Problem to solve =
Repeat the records below exactly.

Records to use =
+ + + + +
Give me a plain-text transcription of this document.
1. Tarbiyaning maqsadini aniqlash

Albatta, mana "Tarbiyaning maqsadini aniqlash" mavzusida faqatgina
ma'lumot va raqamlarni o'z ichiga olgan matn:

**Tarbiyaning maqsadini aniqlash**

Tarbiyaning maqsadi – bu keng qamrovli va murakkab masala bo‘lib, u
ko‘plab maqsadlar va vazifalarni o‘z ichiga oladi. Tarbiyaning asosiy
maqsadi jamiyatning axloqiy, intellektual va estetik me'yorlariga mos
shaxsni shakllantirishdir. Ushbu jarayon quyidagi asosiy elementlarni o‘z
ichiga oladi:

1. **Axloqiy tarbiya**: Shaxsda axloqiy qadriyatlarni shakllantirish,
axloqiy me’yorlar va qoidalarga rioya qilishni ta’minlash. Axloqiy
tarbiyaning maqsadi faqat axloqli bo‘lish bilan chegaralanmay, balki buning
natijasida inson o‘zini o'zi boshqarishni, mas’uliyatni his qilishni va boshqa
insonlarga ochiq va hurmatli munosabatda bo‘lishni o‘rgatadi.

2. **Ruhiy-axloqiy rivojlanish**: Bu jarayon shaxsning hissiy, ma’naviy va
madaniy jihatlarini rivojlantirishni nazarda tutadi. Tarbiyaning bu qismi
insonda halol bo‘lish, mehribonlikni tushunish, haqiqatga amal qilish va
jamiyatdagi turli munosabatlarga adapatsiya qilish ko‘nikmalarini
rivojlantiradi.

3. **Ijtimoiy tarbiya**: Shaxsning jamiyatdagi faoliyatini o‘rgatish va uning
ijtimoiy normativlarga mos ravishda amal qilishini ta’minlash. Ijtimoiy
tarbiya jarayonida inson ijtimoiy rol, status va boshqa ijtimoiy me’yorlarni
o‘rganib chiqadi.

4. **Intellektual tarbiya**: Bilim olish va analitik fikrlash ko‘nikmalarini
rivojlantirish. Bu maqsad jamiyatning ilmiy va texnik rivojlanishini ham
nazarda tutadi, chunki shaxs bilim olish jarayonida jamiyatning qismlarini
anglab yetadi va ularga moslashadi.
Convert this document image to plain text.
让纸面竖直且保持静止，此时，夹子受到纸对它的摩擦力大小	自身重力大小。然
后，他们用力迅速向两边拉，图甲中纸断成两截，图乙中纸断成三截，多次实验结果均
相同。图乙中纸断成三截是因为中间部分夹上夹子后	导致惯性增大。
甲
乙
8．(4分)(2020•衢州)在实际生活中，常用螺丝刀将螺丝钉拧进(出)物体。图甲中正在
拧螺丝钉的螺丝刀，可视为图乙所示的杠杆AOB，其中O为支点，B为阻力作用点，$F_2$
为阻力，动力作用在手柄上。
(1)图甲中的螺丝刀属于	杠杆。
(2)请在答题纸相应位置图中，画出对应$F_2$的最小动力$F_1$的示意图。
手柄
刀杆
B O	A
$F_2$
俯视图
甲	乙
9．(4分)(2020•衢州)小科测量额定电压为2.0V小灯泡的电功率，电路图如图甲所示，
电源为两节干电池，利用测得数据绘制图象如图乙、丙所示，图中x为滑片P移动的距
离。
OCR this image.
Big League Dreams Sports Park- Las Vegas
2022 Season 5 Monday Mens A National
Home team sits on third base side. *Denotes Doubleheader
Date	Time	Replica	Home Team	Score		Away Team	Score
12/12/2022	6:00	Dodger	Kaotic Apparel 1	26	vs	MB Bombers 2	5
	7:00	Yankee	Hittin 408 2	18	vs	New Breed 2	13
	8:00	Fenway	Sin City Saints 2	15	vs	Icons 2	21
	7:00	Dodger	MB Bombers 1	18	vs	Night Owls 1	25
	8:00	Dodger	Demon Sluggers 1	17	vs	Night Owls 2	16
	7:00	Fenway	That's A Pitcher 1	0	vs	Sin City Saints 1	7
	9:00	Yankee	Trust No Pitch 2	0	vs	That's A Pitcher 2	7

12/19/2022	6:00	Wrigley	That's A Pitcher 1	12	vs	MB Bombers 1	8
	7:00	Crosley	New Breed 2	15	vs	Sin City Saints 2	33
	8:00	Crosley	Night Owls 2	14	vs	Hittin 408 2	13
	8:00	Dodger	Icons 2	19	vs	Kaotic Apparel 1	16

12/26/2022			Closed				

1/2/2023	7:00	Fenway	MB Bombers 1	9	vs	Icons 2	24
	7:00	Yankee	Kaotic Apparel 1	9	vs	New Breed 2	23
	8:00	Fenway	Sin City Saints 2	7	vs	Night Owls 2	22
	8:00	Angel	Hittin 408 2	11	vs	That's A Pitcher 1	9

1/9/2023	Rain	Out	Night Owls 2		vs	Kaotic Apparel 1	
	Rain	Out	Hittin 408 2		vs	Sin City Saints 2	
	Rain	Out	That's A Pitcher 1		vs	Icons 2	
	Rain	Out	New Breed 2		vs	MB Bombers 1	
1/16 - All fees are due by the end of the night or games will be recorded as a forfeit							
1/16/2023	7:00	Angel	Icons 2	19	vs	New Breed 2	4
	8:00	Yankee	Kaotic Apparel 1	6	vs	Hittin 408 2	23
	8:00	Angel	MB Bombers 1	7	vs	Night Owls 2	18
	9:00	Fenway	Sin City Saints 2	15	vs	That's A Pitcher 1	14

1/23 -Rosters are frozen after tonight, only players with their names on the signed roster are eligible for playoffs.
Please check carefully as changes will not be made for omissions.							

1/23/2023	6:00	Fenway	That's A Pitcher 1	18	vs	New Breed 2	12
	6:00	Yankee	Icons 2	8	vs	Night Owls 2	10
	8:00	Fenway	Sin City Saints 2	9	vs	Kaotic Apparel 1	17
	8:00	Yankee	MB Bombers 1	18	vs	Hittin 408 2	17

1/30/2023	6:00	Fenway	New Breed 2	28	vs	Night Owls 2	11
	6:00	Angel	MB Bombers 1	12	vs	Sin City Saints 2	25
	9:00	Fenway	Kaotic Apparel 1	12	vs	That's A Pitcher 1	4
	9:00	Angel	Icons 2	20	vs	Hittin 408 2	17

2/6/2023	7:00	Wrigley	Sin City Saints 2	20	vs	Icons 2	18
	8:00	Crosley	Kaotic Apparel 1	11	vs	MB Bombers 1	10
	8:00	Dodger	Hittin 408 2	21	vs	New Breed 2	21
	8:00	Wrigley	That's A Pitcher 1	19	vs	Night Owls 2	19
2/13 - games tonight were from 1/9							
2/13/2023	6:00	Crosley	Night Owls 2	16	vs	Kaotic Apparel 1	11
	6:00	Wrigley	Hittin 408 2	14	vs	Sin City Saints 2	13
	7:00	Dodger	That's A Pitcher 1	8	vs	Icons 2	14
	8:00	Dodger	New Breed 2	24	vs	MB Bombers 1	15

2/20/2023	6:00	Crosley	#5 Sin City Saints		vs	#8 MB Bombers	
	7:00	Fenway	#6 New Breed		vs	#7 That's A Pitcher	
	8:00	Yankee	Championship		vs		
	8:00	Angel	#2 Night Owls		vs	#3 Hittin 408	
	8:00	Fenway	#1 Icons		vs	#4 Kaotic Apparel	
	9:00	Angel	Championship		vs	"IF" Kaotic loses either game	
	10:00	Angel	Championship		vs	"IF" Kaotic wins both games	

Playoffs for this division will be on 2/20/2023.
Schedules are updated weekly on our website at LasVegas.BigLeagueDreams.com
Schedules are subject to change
+ + + + +
The output =
Give me a plain-text transcription of this document.
1. Tarbiyaning maqsadini aniqlash

Albatta, mana "Tarbiyaning maqsadini aniqlash" mavzusida faqatgina
ma'lumot va raqamlarni o'z ichiga olgan matn:

**Tarbiyaning maqsadini aniqlash**

Tarbiyaning maqsadi – bu keng qamrovli va murakkab masala bo‘lib, u
ko‘plab maqsadlar va vazifalarni o‘z ichiga oladi. Tarbiyaning asosiy
maqsadi jamiyatning axloqiy, intellektual va estetik me'yorlariga mos
shaxsni shakllantirishdir. Ushbu jarayon quyidagi asosiy elementlarni o‘z
ichiga oladi:

1. **Axloqiy tarbiya**: Shaxsda axloqiy qadriyatlarni shakllantirish,
axloqiy me’yorlar va qoidalarga rioya qilishni ta’minlash. Axloqiy
tarbiyaning maqsadi faqat axloqli bo‘lish bilan chegaralanmay, balki buning
natijasida inson o‘zini o'zi boshqarishni, mas’uliyatni his qilishni va boshqa
insonlarga ochiq va hurmatli munosabatda bo‘lishni o‘rgatadi.

2. **Ruhiy-axloqiy rivojlanish**: Bu jarayon shaxsning hissiy, ma’naviy va
madaniy jihatlarini rivojlantirishni nazarda tutadi. Tarbiyaning bu qismi
insonda halol bo‘lish, mehribonlikni tushunish, haqiqatga amal qilish va
jamiyatdagi turli munosabatlarga adapatsiya qilish ko‘nikmalarini
rivojlantiradi.

3. **Ijtimoiy tarbiya**: Shaxsning jamiyatdagi faoliyatini o‘rgatish va uning
ijtimoiy normativlarga mos ravishda amal qilishini ta’minlash. Ijtimoiy
tarbiya jarayonida inson ijtimoiy rol, status va boshqa ijtimoiy me’yorlarni
o‘rganib chiqadi.

4. **Intellektual tarbiya**: Bilim olish va analitik fikrlash ko‘nikmalarini
rivojlantirish. Bu maqsad jamiyatning ilmiy va texnik rivojlanishini ham
nazarda tutadi, chunki shaxs bilim olish jarayonida jamiyatning qismlarini
anglab yetadi va ularga moslashadi.
Convert this document image to plain text.
让纸面竖直且保持静止，此时，夹子受到纸对它的摩擦力大小	自身重力大小。然
后，他们用力迅速向两边拉，图甲中纸断成两截，图乙中纸断成三截，多次实验结果均
相同。图乙中纸断成三截是因为中间部分夹上夹子后	导致惯性增大。
甲
乙
8．(4分)(2020•衢州)在实际生活中，常用螺丝刀将螺丝钉拧进(出)物体。图甲中正在
拧螺丝钉的螺丝刀，可视为图乙所示的杠杆AOB，其中O为支点，B为阻力作用点，$F_2$
为阻力，动力作用在手柄上。
(1)图甲中的螺丝刀属于	杠杆。
(2)请在答题纸相应位置图中，画出对应$F_2$的最小动力$F_1$的示意图。
手柄
刀杆
B O	A
$F_2$
俯视图
甲	乙
9．(4分)(2020•衢州)小科测量额定电压为2.0V小灯泡的电功率，电路图如图甲所示，
电源为两节干电池，利用测得数据绘制图象如图乙、丙所示，图中x为滑片P移动的距
离。
OCR this image.
Big League Dreams Sports Park- Las Vegas
2022 Season 5 Monday Mens A National
Home team sits on third base side. *Denotes Doubleheader
Date	Time	Replica	Home Team	Score		Away Team	Score
12/12/2022	6:00	Dodger	Kaotic Apparel 1	26	vs	MB Bombers 2	5
	7:00	Yankee	Hittin 408 2	18	vs	New Breed 2	13
	8:00	Fenway	Sin City Saints 2	15	vs	Icons 2	21
	7:00	Dodger	MB Bombers 1	18	vs	Night Owls 1	25
	8:00	Dodger	Demon Sluggers 1	17	vs	Night Owls 2	16
	7:00	Fenway	That's A Pitcher 1	0	vs	Sin City Saints 1	7
	9:00	Yankee	Trust No Pitch 2	0	vs	That's A Pitcher 2	7

12/19/2022	6:00	Wrigley	That's A Pitcher 1	12	vs	MB Bombers 1	8
	7:00	Crosley	New Breed 2	15	vs	Sin City Saints 2	33
	8:00	Crosley	Night Owls 2	14	vs	Hittin 408 2	13
	8:00	Dodger	Icons 2	19	vs	Kaotic Apparel 1	16

12/26/2022			Closed				

1/2/2023	7:00	Fenway	MB Bombers 1	9	vs	Icons 2	24
	7:00	Yankee	Kaotic Apparel 1	9	vs	New Breed 2	23
	8:00	Fenway	Sin City Saints 2	7	vs	Night Owls 2	22
	8:00	Angel	Hittin 408 2	11	vs	That's A Pitcher 1	9

1/9/2023	Rain	Out	Night Owls 2		vs	Kaotic Apparel 1	
	Rain	Out	Hittin 408 2		vs	Sin City Saints 2	
	Rain	Out	That's A Pitcher 1		vs	Icons 2	
	Rain	Out	New Breed 2		vs	MB Bombers 1	
1/16 - All fees are due by the end of the night or games will be recorded as a forfeit							
1/16/2023	7:00	Angel	Icons 2	19	vs	New Breed 2	4
	8:00	Yankee	Kaotic Apparel 1	6	vs	Hittin 408 2	23
	8:00	Angel	MB Bombers 1	7	vs	Night Owls 2	18
	9:00	Fenway	Sin City Saints 2	15	vs	That's A Pitcher 1	14

1/23 -Rosters are frozen after tonight, only players with their names on the signed roster are eligible for playoffs.
Please check carefully as changes will not be made for omissions.							

1/23/2023	6:00	Fenway	That's A Pitcher 1	18	vs	New Breed 2	12
	6:00	Yankee	Icons 2	8	vs	Night Owls 2	10
	8:00	Fenway	Sin City Saints 2	9	vs	Kaotic Apparel 1	17
	8:00	Yankee	MB Bombers 1	18	vs	Hittin 408 2	17

1/30/2023	6:00	Fenway	New Breed 2	28	vs	Night Owls 2	11
	6:00	Angel	MB Bombers 1	12	vs	Sin City Saints 2	25
	9:00	Fenway	Kaotic Apparel 1	12	vs	That's A Pitcher 1	4
	9:00	Angel	Icons 2	20	vs	Hittin 408 2	17

2/6/2023	7:00	Wrigley	Sin City Saints 2	20	vs	Icons 2	18
	8:00	Crosley	Kaotic Apparel 1	11	vs	MB Bombers 1	10
	8:00	Dodger	Hittin 408 2	21	vs	New Breed 2	21
	8:00	Wrigley	That's A Pitcher 1	19	vs	Night Owls 2	19
2/13 - games tonight were from 1/9							
2/13/2023	6:00	Crosley	Night Owls 2	16	vs	Kaotic Apparel 1	11
	6:00	Wrigley	Hittin 408 2	14	vs	Sin City Saints 2	13
	7:00	Dodger	That's A Pitcher 1	8	vs	Icons 2	14
	8:00	Dodger	New Breed 2	24	vs	MB Bombers 1	15

2/20/2023	6:00	Crosley	#5 Sin City Saints		vs	#8 MB Bombers	
	7:00	Fenway	#6 New Breed		vs	#7 That's A Pitcher	
	8:00	Yankee	Championship		vs		
	8:00	Angel	#2 Night Owls		vs	#3 Hittin 408	
	8:00	Fenway	#1 Icons		vs	#4 Kaotic Apparel	
	9:00	Angel	Championship		vs	"IF" Kaotic loses either game	
	10:00	Angel	Championship		vs	"IF" Kaotic wins both games	

Playoffs for this division will be on 2/20/2023.
Schedules are updated weekly on our website at LasVegas.BigLeagueDreams.com
Schedules are subject to change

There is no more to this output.